■ Problem to work on ■
Each entry below is to be transcribed exactly.

[Data entries]

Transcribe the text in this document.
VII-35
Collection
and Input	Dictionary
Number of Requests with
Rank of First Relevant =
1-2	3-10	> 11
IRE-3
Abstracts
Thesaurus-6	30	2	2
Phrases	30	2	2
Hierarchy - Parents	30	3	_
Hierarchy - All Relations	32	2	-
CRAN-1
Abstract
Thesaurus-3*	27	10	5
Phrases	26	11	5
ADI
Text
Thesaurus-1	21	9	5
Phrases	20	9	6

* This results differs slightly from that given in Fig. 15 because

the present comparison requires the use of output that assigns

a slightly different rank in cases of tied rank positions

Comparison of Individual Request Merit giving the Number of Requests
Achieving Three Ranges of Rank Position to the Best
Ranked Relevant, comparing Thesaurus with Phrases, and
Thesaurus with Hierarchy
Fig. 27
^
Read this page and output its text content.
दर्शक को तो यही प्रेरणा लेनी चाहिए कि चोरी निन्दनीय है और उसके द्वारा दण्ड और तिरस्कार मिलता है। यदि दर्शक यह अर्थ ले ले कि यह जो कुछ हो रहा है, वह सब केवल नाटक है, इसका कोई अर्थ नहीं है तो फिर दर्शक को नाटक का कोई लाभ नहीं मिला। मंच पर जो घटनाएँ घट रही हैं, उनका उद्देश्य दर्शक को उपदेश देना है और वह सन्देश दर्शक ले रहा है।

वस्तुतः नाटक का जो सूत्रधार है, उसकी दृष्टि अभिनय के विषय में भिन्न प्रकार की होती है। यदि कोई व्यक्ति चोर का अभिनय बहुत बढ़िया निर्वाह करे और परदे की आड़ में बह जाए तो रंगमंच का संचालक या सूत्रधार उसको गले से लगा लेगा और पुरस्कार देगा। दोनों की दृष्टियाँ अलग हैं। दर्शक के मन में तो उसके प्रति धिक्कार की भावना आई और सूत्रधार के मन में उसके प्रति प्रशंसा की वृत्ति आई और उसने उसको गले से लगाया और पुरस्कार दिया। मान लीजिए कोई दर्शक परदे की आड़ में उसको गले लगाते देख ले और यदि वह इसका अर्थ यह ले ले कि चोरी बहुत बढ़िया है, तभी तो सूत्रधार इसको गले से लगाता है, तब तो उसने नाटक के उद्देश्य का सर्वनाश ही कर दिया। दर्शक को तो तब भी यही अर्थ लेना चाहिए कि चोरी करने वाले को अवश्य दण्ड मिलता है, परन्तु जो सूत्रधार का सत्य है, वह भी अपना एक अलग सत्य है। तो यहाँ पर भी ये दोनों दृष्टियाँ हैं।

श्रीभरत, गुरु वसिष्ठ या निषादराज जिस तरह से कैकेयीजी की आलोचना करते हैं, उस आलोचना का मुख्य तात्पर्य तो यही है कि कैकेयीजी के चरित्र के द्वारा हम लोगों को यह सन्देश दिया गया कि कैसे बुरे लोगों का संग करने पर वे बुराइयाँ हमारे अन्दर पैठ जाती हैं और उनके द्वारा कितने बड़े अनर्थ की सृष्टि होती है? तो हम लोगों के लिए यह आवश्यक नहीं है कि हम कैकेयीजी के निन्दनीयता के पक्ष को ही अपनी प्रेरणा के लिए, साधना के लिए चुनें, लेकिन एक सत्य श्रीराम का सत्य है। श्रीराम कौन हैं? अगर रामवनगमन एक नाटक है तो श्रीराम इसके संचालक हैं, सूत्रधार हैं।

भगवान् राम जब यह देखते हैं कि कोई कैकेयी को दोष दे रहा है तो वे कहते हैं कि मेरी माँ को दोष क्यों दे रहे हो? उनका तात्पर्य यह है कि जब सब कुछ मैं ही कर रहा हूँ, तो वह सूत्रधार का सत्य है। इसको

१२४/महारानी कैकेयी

■ Complete answer ■
Transcribe the text in this document.
VII-35
Collection
and Input	Dictionary
Number of Requests with
Rank of First Relevant =
1-2	3-10	> 11
IRE-3
Abstracts
Thesaurus-6	30	2	2
Phrases	30	2	2
Hierarchy - Parents	30	3	_
Hierarchy - All Relations	32	2	-
CRAN-1
Abstract
Thesaurus-3*	27	10	5
Phrases	26	11	5
ADI
Text
Thesaurus-1	21	9	5
Phrases	20	9	6

* This results differs slightly from that given in Fig. 15 because

the present comparison requires the use of output that assigns

a slightly different rank in cases of tied rank positions

Comparison of Individual Request Merit giving the Number of Requests
Achieving Three Ranges of Rank Position to the Best
Ranked Relevant, comparing Thesaurus with Phrases, and
Thesaurus with Hierarchy
Fig. 27
^
Read this page and output its text content.
दर्शक को तो यही प्रेरणा लेनी चाहिए कि चोरी निन्दनीय है और उसके द्वारा दण्ड और तिरस्कार मिलता है। यदि दर्शक यह अर्थ ले ले कि यह जो कुछ हो रहा है, वह सब केवल नाटक है, इसका कोई अर्थ नहीं है तो फिर दर्शक को नाटक का कोई लाभ नहीं मिला। मंच पर जो घटनाएँ घट रही हैं, उनका उद्देश्य दर्शक को उपदेश देना है और वह सन्देश दर्शक ले रहा है।

वस्तुतः नाटक का जो सूत्रधार है, उसकी दृष्टि अभिनय के विषय में भिन्न प्रकार की होती है। यदि कोई व्यक्ति चोर का अभिनय बहुत बढ़िया निर्वाह करे और परदे की आड़ में बह जाए तो रंगमंच का संचालक या सूत्रधार उसको गले से लगा लेगा और पुरस्कार देगा। दोनों की दृष्टियाँ अलग हैं। दर्शक के मन में तो उसके प्रति धिक्कार की भावना आई और सूत्रधार के मन में उसके प्रति प्रशंसा की वृत्ति आई और उसने उसको गले से लगाया और पुरस्कार दिया। मान लीजिए कोई दर्शक परदे की आड़ में उसको गले लगाते देख ले और यदि वह इसका अर्थ यह ले ले कि चोरी बहुत बढ़िया है, तभी तो सूत्रधार इसको गले से लगाता है, तब तो उसने नाटक के उद्देश्य का सर्वनाश ही कर दिया। दर्शक को तो तब भी यही अर्थ लेना चाहिए कि चोरी करने वाले को अवश्य दण्ड मिलता है, परन्तु जो सूत्रधार का सत्य है, वह भी अपना एक अलग सत्य है। तो यहाँ पर भी ये दोनों दृष्टियाँ हैं।

श्रीभरत, गुरु वसिष्ठ या निषादराज जिस तरह से कैकेयीजी की आलोचना करते हैं, उस आलोचना का मुख्य तात्पर्य तो यही है कि कैकेयीजी के चरित्र के द्वारा हम लोगों को यह सन्देश दिया गया कि कैसे बुरे लोगों का संग करने पर वे बुराइयाँ हमारे अन्दर पैठ जाती हैं और उनके द्वारा कितने बड़े अनर्थ की सृष्टि होती है? तो हम लोगों के लिए यह आवश्यक नहीं है कि हम कैकेयीजी के निन्दनीयता के पक्ष को ही अपनी प्रेरणा के लिए, साधना के लिए चुनें, लेकिन एक सत्य श्रीराम का सत्य है। श्रीराम कौन हैं? अगर रामवनगमन एक नाटक है तो श्रीराम इसके संचालक हैं, सूत्रधार हैं।

भगवान् राम जब यह देखते हैं कि कोई कैकेयी को दोष दे रहा है तो वे कहते हैं कि मेरी माँ को दोष क्यों दे रहे हो? उनका तात्पर्य यह है कि जब सब कुछ मैं ही कर रहा हूँ, तो वह सूत्रधार का सत्य है। इसको

१२४/महारानी कैकेयी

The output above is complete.